- [What the exercise asks]
Copy out all lines where "Období" appears.

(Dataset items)
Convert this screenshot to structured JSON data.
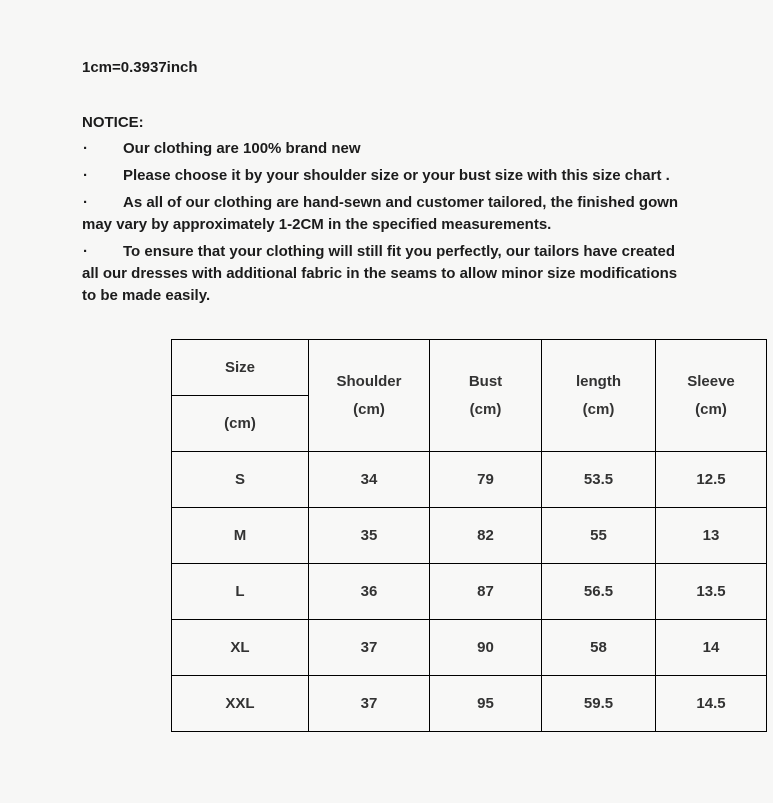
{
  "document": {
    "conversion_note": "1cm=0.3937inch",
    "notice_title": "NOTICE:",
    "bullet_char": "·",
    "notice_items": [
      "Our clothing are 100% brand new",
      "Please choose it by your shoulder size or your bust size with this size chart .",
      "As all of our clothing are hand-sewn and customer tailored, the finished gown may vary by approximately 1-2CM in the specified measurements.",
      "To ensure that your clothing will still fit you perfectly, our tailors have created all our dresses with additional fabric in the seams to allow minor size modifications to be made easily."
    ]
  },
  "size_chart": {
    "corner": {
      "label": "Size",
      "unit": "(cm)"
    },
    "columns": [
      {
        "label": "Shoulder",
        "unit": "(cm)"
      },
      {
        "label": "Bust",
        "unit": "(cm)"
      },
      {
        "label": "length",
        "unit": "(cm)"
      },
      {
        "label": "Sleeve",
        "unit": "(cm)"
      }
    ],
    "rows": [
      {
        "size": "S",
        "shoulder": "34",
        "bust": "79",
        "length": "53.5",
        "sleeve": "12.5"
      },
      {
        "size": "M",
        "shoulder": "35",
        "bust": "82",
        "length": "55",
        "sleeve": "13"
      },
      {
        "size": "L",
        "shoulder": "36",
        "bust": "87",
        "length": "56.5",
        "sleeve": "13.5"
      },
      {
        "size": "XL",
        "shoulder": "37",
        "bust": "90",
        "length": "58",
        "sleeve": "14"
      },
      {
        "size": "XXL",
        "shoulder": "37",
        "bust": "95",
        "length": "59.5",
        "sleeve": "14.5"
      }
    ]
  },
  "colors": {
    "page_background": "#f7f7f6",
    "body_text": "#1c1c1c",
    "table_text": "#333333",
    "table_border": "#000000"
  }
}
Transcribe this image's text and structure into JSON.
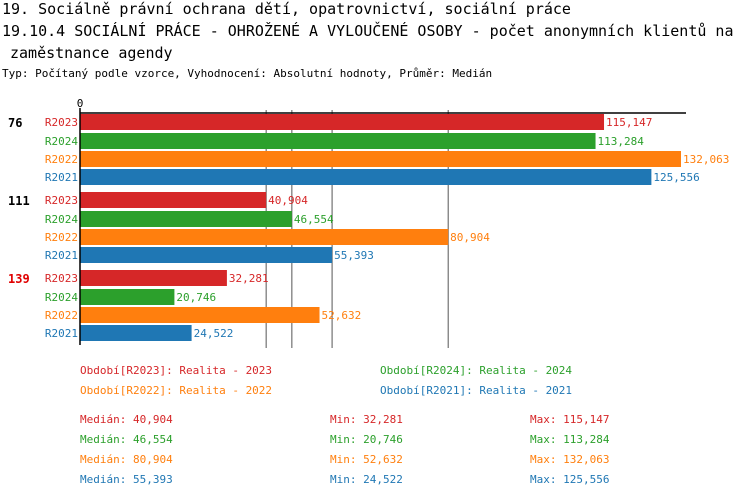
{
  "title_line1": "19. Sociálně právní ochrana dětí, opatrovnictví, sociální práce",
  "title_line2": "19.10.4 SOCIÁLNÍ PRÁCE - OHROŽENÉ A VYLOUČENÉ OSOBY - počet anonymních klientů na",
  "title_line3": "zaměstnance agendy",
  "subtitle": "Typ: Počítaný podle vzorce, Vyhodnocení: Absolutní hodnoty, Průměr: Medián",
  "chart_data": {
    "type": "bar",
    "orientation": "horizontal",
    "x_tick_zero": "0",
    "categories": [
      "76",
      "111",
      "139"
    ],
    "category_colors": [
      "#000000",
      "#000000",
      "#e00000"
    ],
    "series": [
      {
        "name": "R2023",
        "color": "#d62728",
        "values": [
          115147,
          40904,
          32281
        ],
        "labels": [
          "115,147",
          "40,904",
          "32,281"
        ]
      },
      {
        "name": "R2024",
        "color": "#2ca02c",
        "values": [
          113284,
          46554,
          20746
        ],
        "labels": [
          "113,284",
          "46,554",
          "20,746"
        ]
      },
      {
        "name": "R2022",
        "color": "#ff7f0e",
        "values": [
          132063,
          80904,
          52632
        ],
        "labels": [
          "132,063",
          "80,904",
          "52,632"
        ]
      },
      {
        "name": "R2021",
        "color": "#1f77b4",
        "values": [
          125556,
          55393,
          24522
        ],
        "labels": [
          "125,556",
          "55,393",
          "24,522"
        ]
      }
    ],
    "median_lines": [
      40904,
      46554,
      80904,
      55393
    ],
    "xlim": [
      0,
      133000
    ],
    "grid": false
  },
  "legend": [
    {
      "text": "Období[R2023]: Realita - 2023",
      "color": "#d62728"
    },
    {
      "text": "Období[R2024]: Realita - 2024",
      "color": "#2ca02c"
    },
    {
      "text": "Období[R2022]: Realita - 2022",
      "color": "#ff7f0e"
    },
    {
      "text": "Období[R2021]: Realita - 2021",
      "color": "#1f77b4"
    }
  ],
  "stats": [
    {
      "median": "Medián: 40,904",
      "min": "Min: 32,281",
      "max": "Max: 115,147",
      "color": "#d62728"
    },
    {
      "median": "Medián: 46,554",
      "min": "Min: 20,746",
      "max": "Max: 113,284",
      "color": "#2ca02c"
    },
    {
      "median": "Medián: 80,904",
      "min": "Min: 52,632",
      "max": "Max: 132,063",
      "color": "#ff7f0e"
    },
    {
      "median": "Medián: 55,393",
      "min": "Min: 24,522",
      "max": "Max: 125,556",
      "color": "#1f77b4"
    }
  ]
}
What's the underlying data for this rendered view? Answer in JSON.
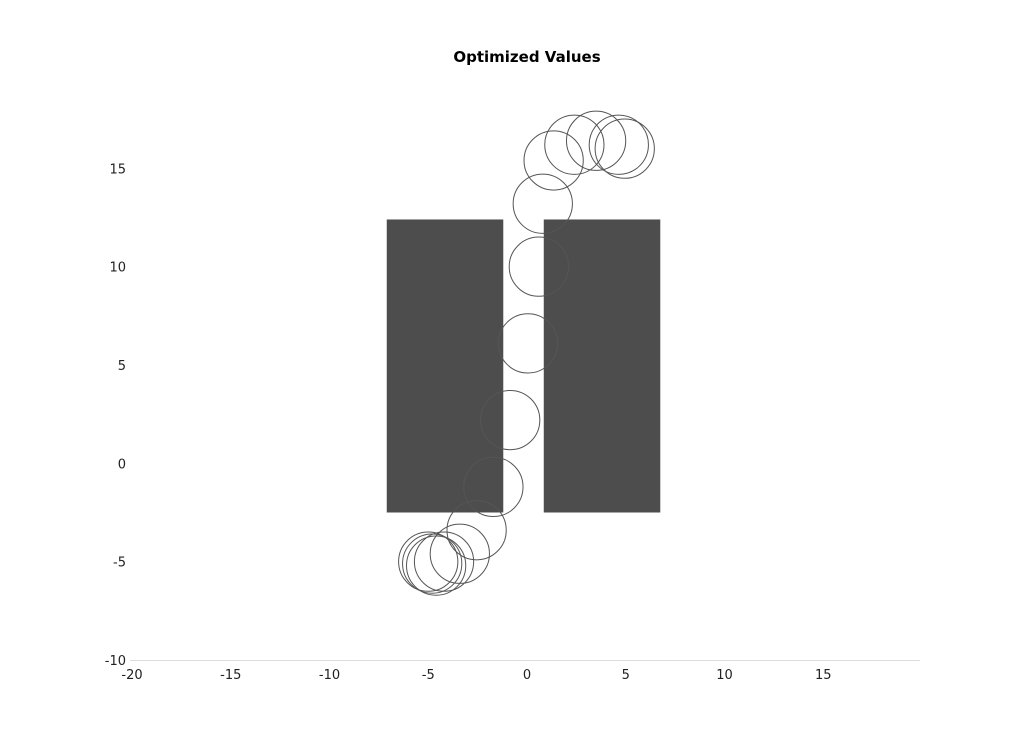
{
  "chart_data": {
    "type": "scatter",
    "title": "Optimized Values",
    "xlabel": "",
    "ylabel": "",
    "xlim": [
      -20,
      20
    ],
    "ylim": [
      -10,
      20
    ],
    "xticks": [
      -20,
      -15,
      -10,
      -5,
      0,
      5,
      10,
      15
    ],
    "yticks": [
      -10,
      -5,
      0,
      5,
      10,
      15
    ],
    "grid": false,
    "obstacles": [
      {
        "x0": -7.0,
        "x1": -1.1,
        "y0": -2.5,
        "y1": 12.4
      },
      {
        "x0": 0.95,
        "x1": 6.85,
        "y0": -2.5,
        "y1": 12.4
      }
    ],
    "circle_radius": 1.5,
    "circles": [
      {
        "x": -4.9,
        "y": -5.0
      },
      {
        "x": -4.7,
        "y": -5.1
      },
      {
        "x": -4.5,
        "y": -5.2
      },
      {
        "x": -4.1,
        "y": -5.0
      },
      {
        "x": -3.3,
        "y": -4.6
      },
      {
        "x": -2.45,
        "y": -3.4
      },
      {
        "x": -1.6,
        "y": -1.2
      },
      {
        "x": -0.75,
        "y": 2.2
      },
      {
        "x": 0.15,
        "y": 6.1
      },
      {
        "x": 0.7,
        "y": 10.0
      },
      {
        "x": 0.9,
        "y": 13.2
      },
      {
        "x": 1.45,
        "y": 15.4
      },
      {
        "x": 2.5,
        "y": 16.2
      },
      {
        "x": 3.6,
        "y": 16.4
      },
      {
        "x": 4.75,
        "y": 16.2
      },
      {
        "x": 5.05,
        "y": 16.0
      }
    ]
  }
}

- [Exercise response]
      "text": "Období[R2023]: Realita - 2023",
      "text": "Období[R2024]: Realita - 2024",
      "text": "Období[R2022]: Realita - 2022",
      "text": "Období[R2021]: Realita - 2021",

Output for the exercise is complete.